- Problem to work on -
Show all lines holding "label".

- Entries shown -
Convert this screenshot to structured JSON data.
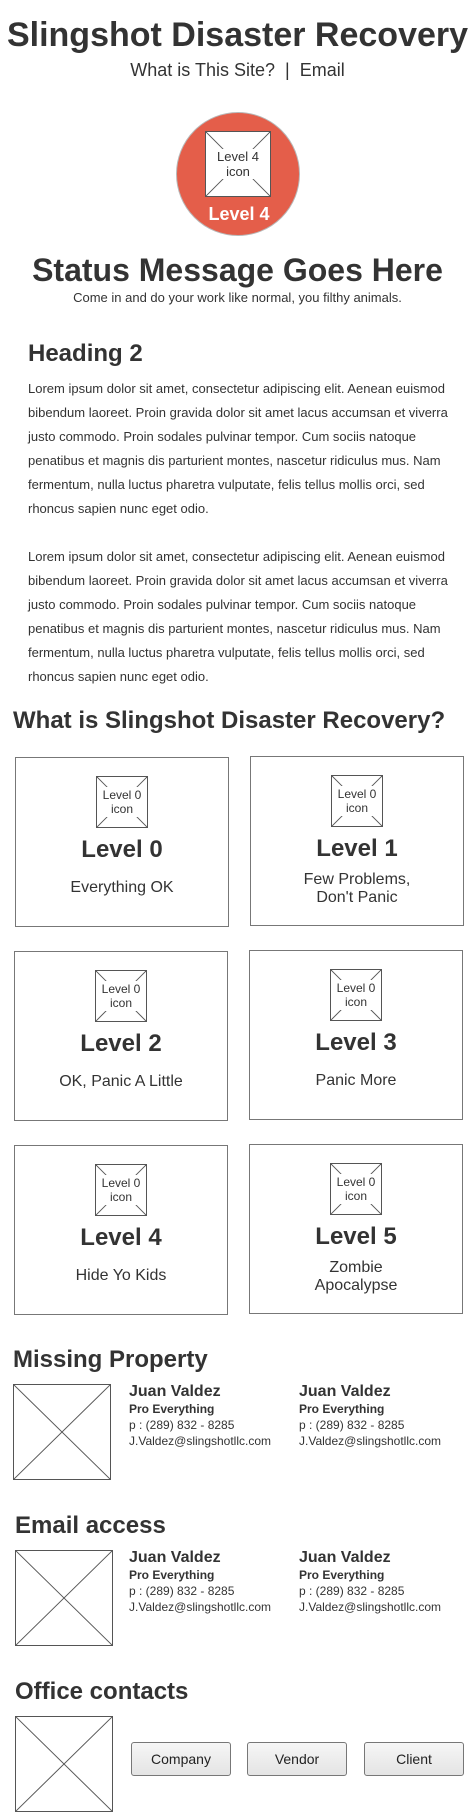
{
  "header": {
    "title": "Slingshot Disaster Recovery",
    "nav": [
      {
        "label": "What is This Site?"
      },
      {
        "label": "|"
      },
      {
        "label": "Email"
      }
    ]
  },
  "current_level": {
    "icon_text": "Level 4 icon",
    "label": "Level 4",
    "color": "#e45e4a"
  },
  "status": {
    "title": "Status Message Goes Here",
    "subtitle": "Come in and do your work like normal, you filthy animals."
  },
  "content": {
    "heading": "Heading 2",
    "paragraphs": [
      "Lorem ipsum dolor sit amet, consectetur adipiscing elit. Aenean euismod bibendum laoreet. Proin gravida dolor sit amet lacus accumsan et viverra justo commodo. Proin sodales pulvinar tempor. Cum sociis natoque penatibus et magnis dis parturient montes, nascetur ridiculus mus. Nam fermentum, nulla luctus pharetra vulputate, felis tellus mollis orci, sed rhoncus sapien nunc eget odio.",
      "Lorem ipsum dolor sit amet, consectetur adipiscing elit. Aenean euismod bibendum laoreet. Proin gravida dolor sit amet lacus accumsan et viverra justo commodo. Proin sodales pulvinar tempor. Cum sociis natoque penatibus et magnis dis parturient montes, nascetur ridiculus mus. Nam fermentum, nulla luctus pharetra vulputate, felis tellus mollis orci, sed rhoncus sapien nunc eget odio."
    ]
  },
  "levels_section": {
    "title": "What is Slingshot Disaster Recovery?",
    "levels": [
      {
        "icon_text": "Level 0 icon",
        "title": "Level 0",
        "desc": "Everything OK"
      },
      {
        "icon_text": "Level 0 icon",
        "title": "Level 1",
        "desc": "Few Problems, Don't Panic"
      },
      {
        "icon_text": "Level 0 icon",
        "title": "Level 2",
        "desc": "OK, Panic A Little"
      },
      {
        "icon_text": "Level 0 icon",
        "title": "Level 3",
        "desc": "Panic More"
      },
      {
        "icon_text": "Level 0 icon",
        "title": "Level 4",
        "desc": "Hide Yo Kids"
      },
      {
        "icon_text": "Level 0 icon",
        "title": "Level 5",
        "desc": "Zombie Apocalypse"
      }
    ]
  },
  "missing_property": {
    "title": "Missing Property",
    "contacts": [
      {
        "name": "Juan Valdez",
        "role": "Pro Everything",
        "phone": "p : (289) 832 - 8285",
        "email": "J.Valdez@slingshotllc.com"
      },
      {
        "name": "Juan Valdez",
        "role": "Pro Everything",
        "phone": "p : (289) 832 - 8285",
        "email": "J.Valdez@slingshotllc.com"
      }
    ]
  },
  "email_access": {
    "title": "Email access",
    "contacts": [
      {
        "name": "Juan Valdez",
        "role": "Pro Everything",
        "phone": "p : (289) 832 - 8285",
        "email": "J.Valdez@slingshotllc.com"
      },
      {
        "name": "Juan Valdez",
        "role": "Pro Everything",
        "phone": "p : (289) 832 - 8285",
        "email": "J.Valdez@slingshotllc.com"
      }
    ]
  },
  "office_contacts": {
    "title": "Office contacts",
    "buttons": [
      {
        "label": "Company"
      },
      {
        "label": "Vendor"
      },
      {
        "label": "Client"
      }
    ]
  }
}
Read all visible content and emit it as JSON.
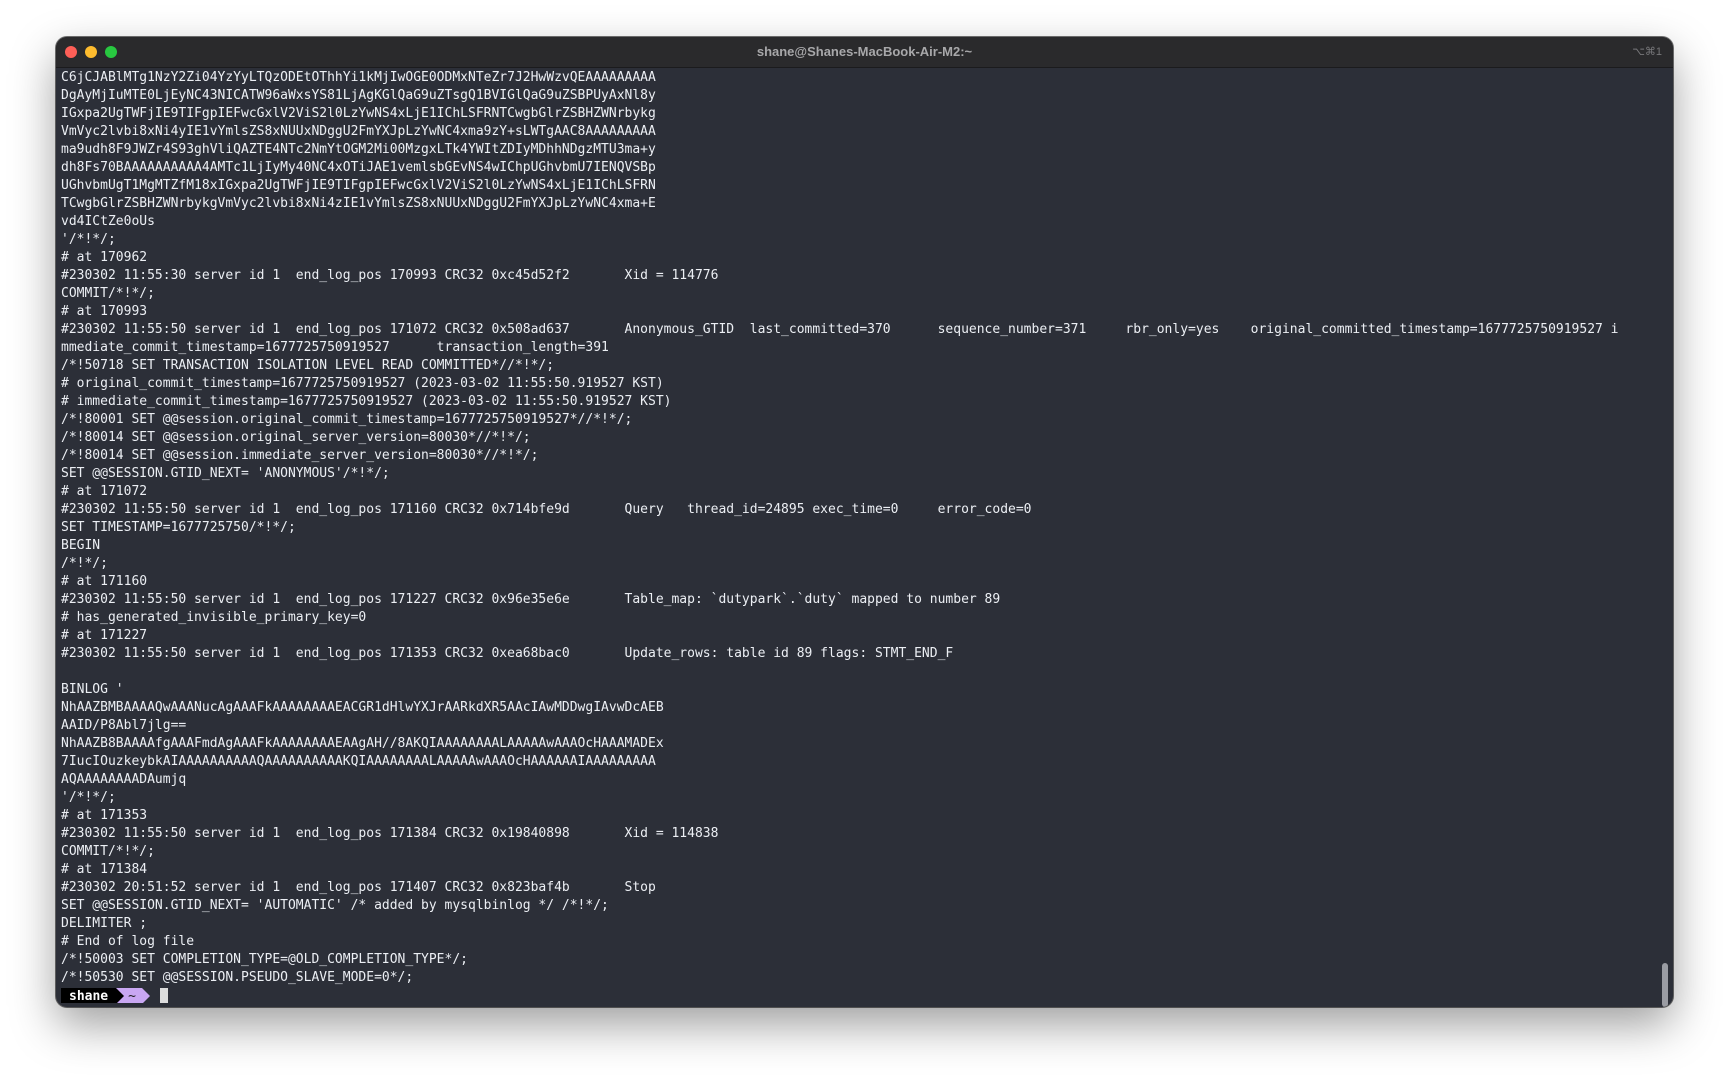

- Written solution -
        "label": "What is This Site?"
        "label": "|"
        "label": "Email"
    "label": "Level 4",
        "label": "Company"
        "label": "Vendor"
        "label": "Client"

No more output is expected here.